:: Objective ::
In the listing below, identify each line with the word "Deaths" and return those lines.

————

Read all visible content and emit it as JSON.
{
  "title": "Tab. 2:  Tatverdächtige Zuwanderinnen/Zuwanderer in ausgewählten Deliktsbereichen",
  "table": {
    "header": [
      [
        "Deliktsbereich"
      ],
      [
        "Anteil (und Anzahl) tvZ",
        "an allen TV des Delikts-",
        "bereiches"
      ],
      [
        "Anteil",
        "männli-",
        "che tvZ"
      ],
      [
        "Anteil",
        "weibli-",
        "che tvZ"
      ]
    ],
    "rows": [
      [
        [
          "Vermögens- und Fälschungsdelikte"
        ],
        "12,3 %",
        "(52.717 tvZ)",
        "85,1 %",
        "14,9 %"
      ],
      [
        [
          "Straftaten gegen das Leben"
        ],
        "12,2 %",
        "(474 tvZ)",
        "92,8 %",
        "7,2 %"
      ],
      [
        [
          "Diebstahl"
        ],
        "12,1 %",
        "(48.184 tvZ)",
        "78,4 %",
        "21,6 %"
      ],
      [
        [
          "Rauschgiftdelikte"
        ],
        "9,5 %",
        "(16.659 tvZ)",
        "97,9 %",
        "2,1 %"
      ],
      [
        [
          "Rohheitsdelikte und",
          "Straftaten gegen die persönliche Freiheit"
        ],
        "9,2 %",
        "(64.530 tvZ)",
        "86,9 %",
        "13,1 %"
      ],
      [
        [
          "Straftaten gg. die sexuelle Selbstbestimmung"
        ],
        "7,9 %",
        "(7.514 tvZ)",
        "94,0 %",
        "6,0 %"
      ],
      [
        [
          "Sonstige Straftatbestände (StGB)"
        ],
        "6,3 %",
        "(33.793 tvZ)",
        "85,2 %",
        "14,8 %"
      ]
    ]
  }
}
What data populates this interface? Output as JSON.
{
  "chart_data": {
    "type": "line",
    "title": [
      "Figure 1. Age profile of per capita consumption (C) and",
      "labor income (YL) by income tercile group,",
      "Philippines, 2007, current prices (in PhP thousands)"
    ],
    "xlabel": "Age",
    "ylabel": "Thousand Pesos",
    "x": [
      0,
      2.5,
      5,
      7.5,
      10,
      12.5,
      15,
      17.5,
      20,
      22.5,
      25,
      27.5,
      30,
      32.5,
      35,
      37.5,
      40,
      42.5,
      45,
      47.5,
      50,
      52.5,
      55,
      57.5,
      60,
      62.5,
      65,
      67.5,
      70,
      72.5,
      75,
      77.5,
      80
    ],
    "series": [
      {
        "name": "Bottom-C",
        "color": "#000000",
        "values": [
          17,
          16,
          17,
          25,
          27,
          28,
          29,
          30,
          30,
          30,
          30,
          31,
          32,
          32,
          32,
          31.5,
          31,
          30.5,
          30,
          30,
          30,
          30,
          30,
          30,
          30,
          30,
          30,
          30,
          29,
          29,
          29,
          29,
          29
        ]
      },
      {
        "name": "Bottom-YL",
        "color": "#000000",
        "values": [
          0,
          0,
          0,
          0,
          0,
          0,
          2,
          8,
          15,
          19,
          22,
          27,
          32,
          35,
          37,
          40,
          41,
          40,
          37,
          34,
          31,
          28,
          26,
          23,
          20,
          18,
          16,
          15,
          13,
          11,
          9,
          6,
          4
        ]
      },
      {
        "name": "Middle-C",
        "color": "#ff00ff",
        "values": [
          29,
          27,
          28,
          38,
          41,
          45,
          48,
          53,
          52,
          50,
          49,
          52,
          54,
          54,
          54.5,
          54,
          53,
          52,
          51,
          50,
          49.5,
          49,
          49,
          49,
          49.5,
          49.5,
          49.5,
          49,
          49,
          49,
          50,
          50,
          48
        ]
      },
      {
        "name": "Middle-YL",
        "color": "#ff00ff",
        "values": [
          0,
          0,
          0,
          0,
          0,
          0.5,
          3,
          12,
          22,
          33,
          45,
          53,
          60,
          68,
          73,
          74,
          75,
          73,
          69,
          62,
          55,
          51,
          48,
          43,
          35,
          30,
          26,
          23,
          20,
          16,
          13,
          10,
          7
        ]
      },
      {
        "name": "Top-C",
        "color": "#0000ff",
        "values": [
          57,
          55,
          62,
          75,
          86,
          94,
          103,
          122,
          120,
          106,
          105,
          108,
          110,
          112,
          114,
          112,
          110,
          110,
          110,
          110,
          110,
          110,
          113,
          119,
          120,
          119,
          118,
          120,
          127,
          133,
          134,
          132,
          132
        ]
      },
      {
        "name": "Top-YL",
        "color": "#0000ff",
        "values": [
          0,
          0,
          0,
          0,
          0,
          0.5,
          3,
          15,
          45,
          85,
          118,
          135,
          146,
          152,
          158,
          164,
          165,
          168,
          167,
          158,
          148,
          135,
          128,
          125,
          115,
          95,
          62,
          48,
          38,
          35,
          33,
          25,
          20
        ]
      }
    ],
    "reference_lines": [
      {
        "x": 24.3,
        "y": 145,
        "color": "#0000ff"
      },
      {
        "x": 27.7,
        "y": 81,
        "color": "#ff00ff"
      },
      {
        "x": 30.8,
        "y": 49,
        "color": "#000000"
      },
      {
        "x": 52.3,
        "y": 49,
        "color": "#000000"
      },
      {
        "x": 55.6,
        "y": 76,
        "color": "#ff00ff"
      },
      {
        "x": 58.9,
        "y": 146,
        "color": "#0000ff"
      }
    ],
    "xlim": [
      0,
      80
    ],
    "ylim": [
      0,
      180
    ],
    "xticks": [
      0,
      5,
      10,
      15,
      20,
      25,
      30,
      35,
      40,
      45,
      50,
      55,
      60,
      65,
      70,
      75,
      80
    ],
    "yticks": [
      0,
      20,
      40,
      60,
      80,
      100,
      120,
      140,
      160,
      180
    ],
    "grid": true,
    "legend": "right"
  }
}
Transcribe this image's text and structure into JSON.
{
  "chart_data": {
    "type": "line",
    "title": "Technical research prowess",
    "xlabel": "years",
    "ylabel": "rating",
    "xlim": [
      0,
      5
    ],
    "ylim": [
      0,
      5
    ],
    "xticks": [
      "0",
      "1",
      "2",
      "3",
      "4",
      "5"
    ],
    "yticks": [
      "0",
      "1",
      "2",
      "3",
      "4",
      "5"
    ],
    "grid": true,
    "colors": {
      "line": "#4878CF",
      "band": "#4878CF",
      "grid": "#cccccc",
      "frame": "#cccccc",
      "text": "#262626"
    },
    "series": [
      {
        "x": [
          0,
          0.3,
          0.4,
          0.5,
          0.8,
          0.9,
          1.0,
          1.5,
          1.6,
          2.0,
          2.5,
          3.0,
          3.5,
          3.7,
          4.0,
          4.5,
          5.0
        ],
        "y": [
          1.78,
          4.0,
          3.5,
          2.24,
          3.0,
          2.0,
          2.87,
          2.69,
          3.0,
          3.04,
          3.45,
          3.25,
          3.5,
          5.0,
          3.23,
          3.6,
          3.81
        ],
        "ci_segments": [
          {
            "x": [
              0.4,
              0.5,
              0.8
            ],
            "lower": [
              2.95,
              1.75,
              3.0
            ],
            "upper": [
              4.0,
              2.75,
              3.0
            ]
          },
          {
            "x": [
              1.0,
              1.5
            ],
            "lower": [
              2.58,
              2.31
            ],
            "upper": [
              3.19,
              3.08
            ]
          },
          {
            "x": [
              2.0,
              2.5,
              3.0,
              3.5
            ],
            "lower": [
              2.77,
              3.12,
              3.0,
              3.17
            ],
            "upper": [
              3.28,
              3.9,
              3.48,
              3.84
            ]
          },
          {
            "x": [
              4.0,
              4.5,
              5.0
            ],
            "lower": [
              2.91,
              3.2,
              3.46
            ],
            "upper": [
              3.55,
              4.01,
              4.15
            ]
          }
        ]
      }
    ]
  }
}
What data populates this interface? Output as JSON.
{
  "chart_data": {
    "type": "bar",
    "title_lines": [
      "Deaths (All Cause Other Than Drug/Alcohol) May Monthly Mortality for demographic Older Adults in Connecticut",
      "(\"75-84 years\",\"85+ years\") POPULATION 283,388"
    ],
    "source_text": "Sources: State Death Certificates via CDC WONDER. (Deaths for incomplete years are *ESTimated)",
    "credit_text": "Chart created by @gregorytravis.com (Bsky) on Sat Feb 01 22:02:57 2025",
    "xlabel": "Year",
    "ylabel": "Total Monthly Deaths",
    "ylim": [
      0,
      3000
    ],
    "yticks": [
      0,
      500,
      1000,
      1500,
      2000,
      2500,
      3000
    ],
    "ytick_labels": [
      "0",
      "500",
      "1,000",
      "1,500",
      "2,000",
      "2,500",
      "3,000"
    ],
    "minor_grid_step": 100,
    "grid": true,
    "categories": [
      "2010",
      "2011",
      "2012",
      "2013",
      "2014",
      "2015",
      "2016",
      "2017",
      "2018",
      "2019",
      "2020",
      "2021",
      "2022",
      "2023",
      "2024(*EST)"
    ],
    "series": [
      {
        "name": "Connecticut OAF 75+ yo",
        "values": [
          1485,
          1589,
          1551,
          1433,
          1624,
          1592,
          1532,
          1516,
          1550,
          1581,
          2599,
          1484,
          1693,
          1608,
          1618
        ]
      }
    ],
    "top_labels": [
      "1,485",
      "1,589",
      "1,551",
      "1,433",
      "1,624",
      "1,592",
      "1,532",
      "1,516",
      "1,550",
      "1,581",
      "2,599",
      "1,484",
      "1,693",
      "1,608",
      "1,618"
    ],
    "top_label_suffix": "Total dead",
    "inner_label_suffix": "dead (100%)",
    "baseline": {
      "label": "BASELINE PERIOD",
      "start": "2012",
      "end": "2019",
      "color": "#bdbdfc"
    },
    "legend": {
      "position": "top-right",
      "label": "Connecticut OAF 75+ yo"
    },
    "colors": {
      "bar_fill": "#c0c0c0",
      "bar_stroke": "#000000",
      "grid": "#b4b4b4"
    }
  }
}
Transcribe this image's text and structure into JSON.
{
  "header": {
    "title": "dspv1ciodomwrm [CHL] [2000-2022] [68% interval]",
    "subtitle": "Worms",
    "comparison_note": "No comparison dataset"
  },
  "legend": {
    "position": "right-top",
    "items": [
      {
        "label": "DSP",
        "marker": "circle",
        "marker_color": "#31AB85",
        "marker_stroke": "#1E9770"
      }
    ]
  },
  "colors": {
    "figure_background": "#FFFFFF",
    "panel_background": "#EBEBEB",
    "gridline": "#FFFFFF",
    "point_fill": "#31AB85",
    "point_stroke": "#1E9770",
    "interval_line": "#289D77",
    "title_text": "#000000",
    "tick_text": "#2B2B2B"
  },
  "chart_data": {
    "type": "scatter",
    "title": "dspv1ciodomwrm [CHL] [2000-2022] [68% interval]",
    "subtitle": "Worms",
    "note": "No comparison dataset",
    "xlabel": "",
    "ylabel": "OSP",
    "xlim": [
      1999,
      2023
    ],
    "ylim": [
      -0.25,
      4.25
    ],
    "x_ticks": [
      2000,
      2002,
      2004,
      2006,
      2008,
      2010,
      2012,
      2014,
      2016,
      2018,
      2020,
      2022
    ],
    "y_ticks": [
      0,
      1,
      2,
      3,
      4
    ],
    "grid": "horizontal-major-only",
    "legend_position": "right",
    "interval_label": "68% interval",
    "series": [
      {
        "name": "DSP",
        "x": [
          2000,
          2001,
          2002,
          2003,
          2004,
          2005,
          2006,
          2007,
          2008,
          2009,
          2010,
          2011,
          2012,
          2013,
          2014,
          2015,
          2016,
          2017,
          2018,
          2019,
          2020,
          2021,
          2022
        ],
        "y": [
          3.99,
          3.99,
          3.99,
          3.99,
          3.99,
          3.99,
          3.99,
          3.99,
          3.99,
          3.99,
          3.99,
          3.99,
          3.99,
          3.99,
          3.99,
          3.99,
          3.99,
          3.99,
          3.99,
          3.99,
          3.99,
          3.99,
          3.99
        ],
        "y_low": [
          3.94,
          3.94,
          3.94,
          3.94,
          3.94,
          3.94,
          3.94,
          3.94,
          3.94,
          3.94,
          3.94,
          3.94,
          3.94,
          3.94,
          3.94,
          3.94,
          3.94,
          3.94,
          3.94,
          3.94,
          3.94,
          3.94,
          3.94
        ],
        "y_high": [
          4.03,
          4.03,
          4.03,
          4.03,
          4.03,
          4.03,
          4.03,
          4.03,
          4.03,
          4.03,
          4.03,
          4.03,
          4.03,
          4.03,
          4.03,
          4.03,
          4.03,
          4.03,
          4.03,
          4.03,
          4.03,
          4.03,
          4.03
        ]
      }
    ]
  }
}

————

:: Completed exercise ::
      "Deaths (All Cause Other Than Drug/Alcohol) May Monthly Mortality for demographic Older Adults in Connecticut",
    "source_text": "Sources: State Death Certificates via CDC WONDER. (Deaths for incomplete years are *ESTimated)",
    "ylabel": "Total Monthly Deaths",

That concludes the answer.